TASK INSTRUCTIONS: Scan the entries below and extract each line with the word "https" in it.

===== DATA LINES

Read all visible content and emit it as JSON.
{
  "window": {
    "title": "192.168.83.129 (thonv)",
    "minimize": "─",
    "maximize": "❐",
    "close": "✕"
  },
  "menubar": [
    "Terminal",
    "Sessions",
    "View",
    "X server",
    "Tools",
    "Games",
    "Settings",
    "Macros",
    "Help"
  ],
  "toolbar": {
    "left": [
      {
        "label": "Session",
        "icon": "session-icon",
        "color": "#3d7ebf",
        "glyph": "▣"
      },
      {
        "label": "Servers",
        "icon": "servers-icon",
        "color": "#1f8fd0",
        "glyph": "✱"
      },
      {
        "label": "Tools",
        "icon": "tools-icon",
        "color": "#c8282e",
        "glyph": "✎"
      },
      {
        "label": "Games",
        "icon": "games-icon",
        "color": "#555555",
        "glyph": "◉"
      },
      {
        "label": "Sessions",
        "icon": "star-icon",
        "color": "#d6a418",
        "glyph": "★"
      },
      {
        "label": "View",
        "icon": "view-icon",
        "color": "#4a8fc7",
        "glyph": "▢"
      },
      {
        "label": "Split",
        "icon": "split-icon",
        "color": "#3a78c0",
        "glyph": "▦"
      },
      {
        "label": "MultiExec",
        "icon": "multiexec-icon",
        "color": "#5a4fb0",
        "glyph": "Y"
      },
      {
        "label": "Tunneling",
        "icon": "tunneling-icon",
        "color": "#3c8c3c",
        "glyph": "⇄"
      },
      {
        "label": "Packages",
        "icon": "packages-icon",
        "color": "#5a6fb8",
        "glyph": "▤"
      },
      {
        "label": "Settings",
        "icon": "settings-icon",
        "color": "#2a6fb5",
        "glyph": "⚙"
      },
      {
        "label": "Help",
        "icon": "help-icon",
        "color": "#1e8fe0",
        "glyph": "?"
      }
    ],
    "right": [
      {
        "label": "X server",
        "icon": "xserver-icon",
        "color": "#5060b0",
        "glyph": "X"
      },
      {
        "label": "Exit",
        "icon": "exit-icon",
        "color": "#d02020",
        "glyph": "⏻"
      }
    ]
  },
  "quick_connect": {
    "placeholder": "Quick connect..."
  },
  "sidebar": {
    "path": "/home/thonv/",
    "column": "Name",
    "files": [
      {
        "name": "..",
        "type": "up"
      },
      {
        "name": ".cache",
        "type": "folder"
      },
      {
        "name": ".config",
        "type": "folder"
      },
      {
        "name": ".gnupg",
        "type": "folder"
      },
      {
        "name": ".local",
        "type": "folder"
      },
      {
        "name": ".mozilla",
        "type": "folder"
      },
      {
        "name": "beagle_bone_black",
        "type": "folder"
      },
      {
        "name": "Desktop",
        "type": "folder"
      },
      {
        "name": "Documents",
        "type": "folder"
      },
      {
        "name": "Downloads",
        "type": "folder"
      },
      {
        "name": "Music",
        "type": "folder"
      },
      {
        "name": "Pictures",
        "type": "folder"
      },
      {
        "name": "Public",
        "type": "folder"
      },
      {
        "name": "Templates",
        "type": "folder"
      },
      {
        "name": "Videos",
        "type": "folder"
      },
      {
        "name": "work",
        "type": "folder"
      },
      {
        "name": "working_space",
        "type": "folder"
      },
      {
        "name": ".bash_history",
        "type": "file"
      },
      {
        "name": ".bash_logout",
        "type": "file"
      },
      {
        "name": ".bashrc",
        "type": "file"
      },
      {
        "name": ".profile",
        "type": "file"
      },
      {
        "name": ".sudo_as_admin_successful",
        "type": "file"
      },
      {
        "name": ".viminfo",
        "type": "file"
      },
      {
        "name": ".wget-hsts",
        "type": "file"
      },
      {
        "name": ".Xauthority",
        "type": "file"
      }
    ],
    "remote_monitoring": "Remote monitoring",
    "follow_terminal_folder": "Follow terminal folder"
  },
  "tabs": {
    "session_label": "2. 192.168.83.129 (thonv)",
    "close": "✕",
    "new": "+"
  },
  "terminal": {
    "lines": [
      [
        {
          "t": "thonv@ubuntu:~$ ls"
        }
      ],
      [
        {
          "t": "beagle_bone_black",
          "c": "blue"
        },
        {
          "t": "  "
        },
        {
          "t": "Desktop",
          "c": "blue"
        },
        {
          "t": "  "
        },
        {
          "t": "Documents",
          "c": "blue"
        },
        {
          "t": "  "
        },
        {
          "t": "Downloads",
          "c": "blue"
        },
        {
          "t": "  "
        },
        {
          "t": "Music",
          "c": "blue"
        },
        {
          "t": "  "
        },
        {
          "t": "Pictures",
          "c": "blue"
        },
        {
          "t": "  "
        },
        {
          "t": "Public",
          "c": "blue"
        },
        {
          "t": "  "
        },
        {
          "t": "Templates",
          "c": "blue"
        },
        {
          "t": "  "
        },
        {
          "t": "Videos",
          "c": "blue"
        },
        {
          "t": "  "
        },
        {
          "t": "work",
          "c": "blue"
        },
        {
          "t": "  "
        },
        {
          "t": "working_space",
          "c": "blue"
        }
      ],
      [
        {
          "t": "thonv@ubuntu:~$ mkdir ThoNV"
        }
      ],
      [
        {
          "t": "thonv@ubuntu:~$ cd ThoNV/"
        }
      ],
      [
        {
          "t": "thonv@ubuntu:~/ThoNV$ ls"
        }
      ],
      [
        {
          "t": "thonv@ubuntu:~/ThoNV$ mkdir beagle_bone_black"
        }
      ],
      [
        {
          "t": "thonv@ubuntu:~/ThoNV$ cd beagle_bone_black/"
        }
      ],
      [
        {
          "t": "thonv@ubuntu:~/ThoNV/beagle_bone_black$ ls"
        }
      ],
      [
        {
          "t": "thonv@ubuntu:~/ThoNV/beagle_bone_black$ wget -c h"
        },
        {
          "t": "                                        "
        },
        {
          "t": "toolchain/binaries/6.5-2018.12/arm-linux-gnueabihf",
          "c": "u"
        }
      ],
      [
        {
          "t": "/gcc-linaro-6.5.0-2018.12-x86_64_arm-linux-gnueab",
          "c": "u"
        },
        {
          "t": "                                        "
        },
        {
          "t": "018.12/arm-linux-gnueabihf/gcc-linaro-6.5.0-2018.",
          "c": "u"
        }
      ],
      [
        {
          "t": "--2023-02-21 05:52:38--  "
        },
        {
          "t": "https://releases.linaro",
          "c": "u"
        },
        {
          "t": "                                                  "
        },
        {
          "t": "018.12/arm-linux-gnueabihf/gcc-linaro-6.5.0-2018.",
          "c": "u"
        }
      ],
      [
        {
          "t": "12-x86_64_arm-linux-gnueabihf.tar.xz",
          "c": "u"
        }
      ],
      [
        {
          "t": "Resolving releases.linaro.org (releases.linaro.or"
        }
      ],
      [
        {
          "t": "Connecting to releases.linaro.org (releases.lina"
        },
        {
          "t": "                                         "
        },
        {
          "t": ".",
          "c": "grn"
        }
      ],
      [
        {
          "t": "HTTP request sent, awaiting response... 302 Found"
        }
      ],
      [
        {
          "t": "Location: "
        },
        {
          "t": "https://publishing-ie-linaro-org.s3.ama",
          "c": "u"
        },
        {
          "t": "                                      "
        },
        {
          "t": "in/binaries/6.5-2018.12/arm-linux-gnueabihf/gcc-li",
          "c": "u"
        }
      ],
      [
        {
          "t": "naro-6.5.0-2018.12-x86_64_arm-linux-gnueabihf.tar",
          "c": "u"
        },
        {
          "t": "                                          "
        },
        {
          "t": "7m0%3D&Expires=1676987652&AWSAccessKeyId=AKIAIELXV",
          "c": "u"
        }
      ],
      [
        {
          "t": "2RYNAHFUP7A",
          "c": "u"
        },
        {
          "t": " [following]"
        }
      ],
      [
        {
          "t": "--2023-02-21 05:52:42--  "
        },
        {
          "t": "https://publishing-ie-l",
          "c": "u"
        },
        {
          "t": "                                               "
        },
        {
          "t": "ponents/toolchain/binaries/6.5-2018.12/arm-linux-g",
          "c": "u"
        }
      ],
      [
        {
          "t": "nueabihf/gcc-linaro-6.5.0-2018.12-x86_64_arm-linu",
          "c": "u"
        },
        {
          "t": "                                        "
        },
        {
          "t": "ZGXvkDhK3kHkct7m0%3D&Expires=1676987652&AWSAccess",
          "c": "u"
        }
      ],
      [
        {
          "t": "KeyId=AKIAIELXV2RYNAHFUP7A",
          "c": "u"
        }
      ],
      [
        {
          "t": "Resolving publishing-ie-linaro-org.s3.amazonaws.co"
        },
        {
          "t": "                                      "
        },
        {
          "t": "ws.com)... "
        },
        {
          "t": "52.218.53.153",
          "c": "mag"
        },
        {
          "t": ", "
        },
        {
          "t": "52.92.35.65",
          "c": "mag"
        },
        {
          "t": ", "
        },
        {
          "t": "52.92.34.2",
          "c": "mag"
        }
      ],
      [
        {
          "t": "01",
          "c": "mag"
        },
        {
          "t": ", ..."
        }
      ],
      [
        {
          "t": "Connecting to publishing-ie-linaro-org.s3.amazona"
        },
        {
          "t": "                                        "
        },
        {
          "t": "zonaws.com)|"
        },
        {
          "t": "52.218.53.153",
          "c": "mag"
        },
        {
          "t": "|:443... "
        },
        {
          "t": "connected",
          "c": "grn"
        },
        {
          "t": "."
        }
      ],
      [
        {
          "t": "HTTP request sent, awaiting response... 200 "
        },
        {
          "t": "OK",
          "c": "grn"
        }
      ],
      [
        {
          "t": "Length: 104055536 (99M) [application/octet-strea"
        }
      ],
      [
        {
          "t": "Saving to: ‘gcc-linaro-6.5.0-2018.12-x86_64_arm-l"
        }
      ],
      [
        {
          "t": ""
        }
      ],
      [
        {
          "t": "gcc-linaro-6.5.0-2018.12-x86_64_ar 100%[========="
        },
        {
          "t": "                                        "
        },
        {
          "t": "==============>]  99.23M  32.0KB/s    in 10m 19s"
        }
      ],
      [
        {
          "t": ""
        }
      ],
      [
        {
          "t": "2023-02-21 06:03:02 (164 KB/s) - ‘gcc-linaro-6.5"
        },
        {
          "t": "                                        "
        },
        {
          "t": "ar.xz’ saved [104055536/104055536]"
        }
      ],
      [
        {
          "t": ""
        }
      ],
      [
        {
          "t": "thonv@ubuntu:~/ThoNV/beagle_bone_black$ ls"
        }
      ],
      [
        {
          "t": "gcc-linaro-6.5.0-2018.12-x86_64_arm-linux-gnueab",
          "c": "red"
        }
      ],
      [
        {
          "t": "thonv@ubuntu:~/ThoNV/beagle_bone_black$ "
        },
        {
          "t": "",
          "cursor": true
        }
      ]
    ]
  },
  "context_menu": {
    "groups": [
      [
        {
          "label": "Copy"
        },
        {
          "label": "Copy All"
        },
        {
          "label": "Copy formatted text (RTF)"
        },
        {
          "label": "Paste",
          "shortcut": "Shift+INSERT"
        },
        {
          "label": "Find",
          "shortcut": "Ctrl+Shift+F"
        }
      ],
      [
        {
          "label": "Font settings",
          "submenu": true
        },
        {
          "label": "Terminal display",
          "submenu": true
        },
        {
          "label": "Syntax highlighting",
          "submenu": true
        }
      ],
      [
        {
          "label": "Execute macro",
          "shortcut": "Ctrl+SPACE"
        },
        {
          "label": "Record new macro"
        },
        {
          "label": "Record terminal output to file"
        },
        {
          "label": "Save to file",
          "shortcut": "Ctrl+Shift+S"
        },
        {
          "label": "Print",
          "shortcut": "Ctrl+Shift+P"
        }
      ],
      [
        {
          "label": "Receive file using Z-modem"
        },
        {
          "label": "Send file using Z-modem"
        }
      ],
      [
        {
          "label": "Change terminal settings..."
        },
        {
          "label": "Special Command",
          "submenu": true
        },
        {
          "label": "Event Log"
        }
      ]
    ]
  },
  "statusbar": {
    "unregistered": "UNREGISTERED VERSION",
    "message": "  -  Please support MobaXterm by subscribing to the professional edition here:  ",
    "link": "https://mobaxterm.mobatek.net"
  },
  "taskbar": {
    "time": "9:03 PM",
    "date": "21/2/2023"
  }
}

==========

TASK OUTPUT:
          "t": "https://releases.linaro",
          "t": "https://publishing-ie-linaro-org.s3.ama",
          "t": "https://publishing-ie-l",
    "link": "https://mobaxterm.mobatek.net"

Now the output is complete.